**SHORT PROBLEM:** In the lines below, find how many contain the word "this" and report that figure alone.

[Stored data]

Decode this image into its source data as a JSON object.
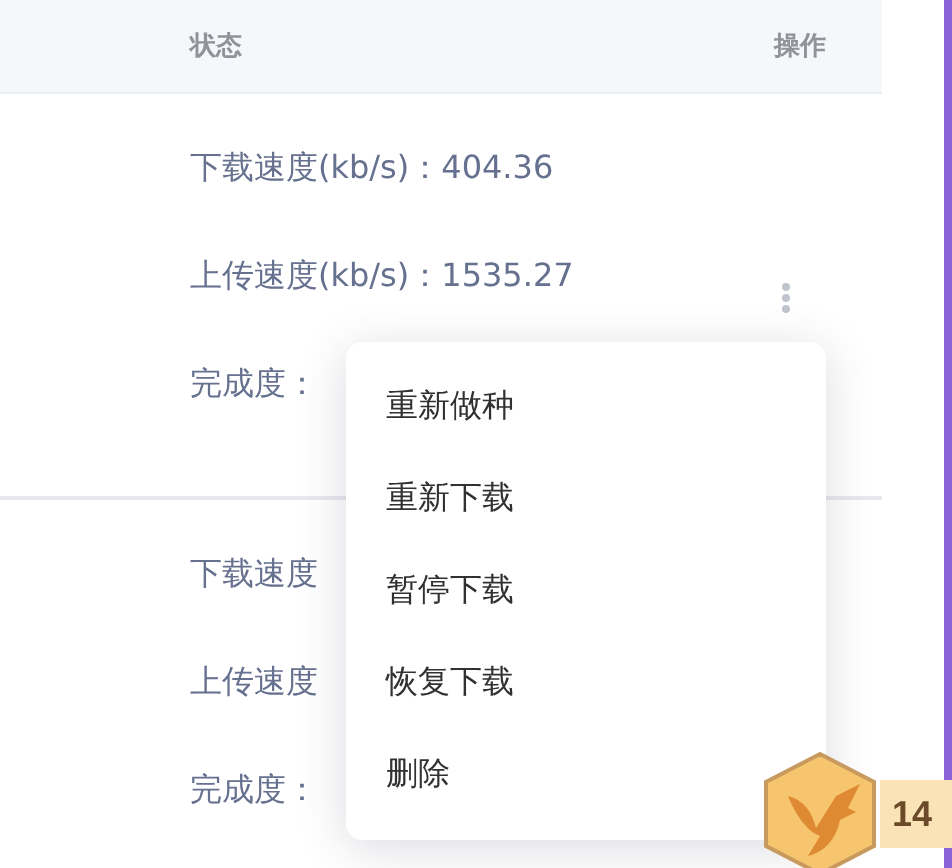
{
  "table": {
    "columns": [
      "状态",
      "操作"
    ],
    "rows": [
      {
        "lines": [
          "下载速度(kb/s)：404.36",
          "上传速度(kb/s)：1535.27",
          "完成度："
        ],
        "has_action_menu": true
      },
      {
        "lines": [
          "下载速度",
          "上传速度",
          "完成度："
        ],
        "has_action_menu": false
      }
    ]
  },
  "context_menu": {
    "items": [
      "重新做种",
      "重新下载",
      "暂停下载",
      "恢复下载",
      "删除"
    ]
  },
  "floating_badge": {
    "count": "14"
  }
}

...

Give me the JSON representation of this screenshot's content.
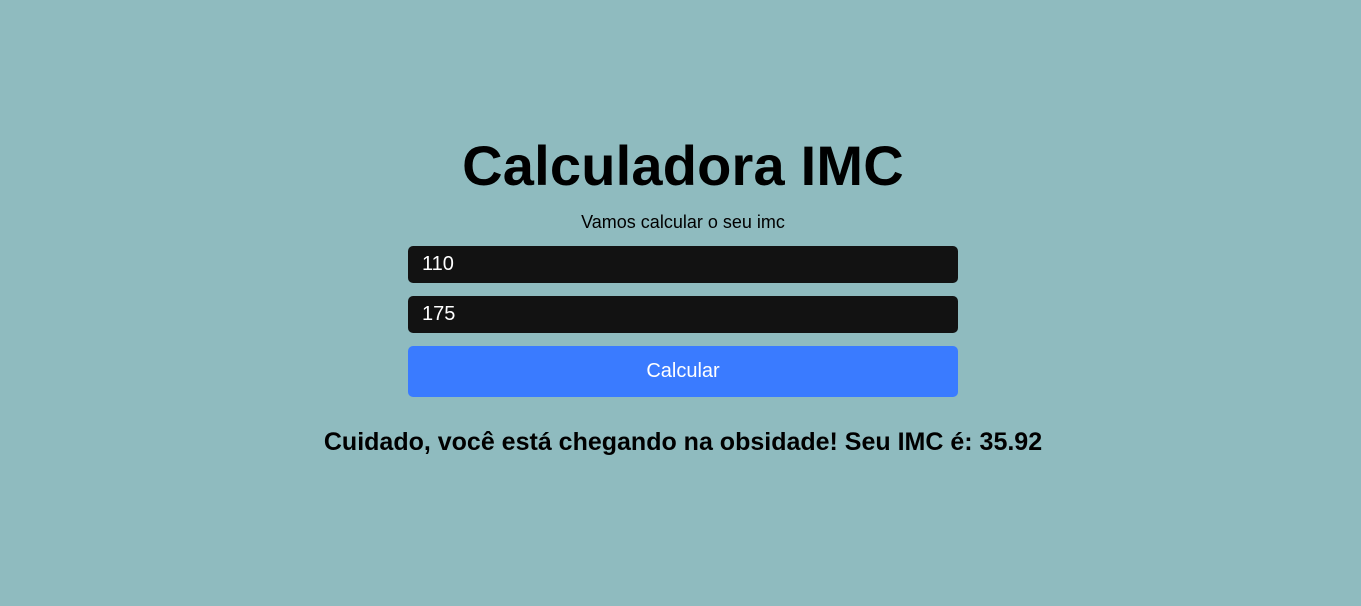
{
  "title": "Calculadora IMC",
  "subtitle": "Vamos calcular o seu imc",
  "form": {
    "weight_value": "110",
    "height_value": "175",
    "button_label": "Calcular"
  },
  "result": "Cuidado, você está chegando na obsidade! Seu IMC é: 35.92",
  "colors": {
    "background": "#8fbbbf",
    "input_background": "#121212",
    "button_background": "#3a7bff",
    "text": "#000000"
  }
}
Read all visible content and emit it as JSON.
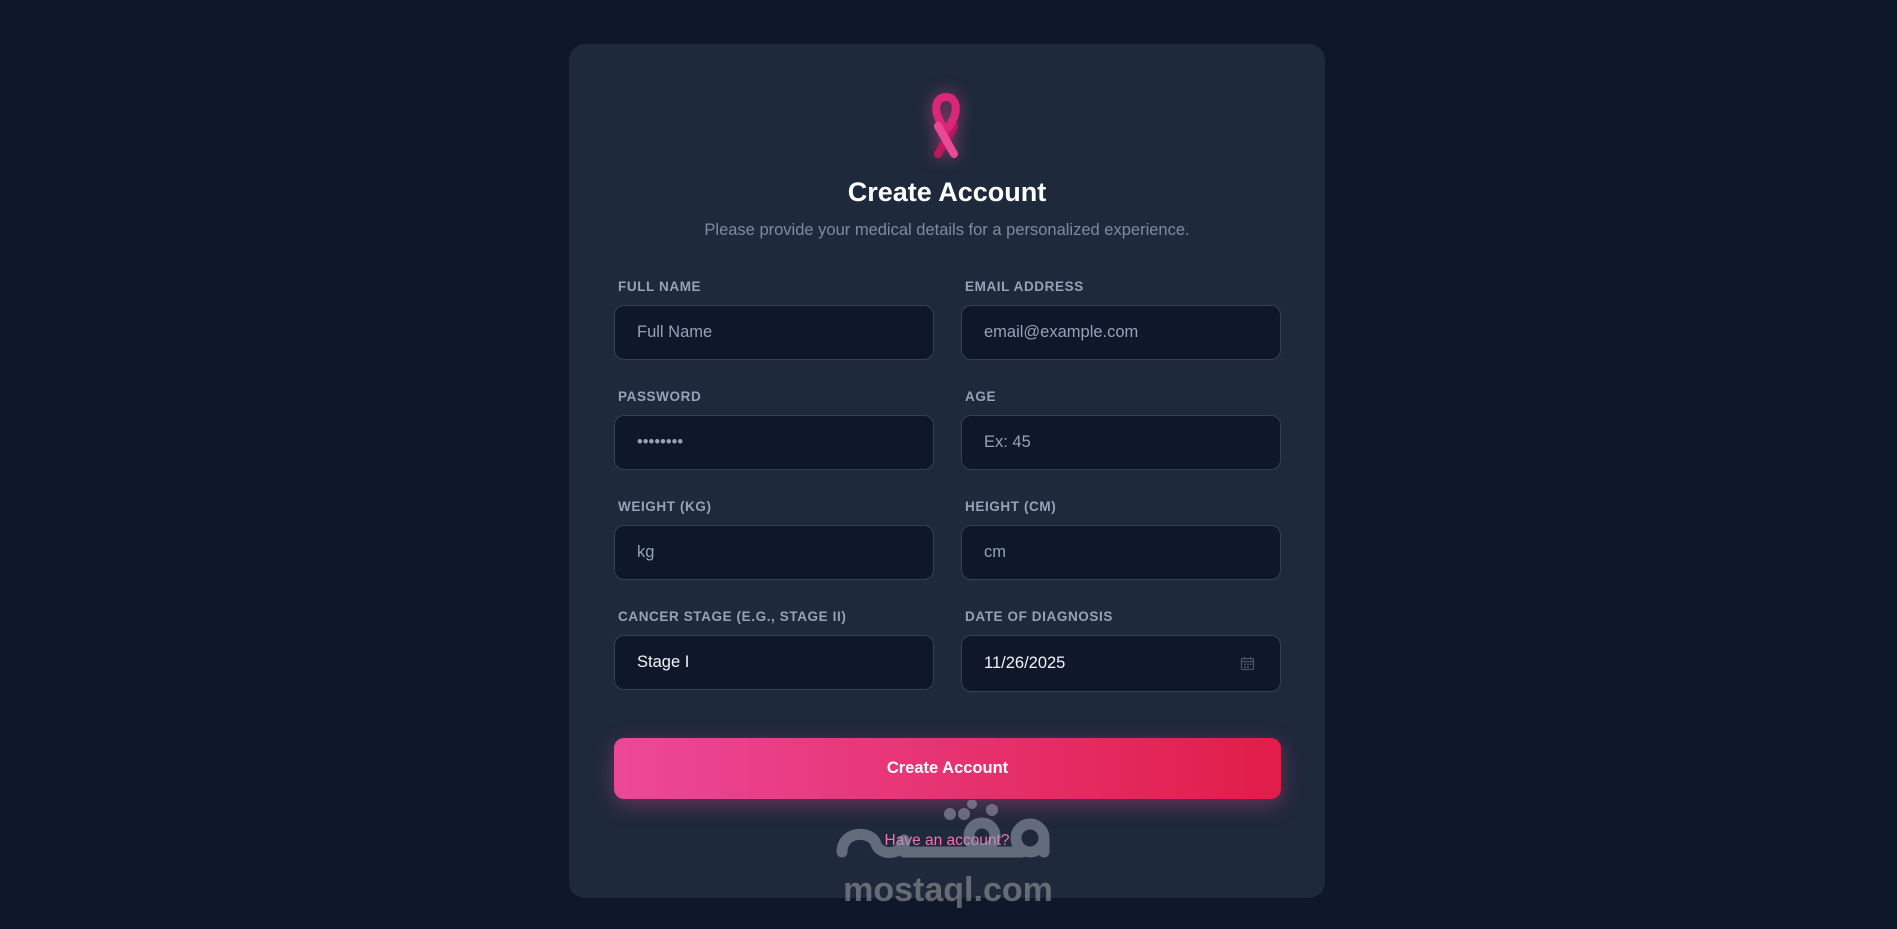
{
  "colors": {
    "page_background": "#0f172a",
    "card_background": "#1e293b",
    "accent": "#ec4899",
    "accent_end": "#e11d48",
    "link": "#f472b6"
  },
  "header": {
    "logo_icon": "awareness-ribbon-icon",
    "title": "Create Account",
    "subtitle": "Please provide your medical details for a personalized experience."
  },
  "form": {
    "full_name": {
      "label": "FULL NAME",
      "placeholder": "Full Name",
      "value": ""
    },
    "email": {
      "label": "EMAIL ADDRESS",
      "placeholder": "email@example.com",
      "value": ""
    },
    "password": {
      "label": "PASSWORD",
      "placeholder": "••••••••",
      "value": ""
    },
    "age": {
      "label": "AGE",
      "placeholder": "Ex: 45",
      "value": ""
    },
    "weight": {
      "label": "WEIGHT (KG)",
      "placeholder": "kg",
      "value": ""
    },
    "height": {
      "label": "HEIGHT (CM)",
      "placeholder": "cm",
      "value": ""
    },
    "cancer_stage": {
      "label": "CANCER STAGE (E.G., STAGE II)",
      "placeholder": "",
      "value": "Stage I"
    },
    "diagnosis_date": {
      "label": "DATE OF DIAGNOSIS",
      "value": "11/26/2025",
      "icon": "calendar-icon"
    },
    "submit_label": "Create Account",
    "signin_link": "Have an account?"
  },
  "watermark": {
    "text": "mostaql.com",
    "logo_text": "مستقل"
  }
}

**RESULT OF THE TASK:** 2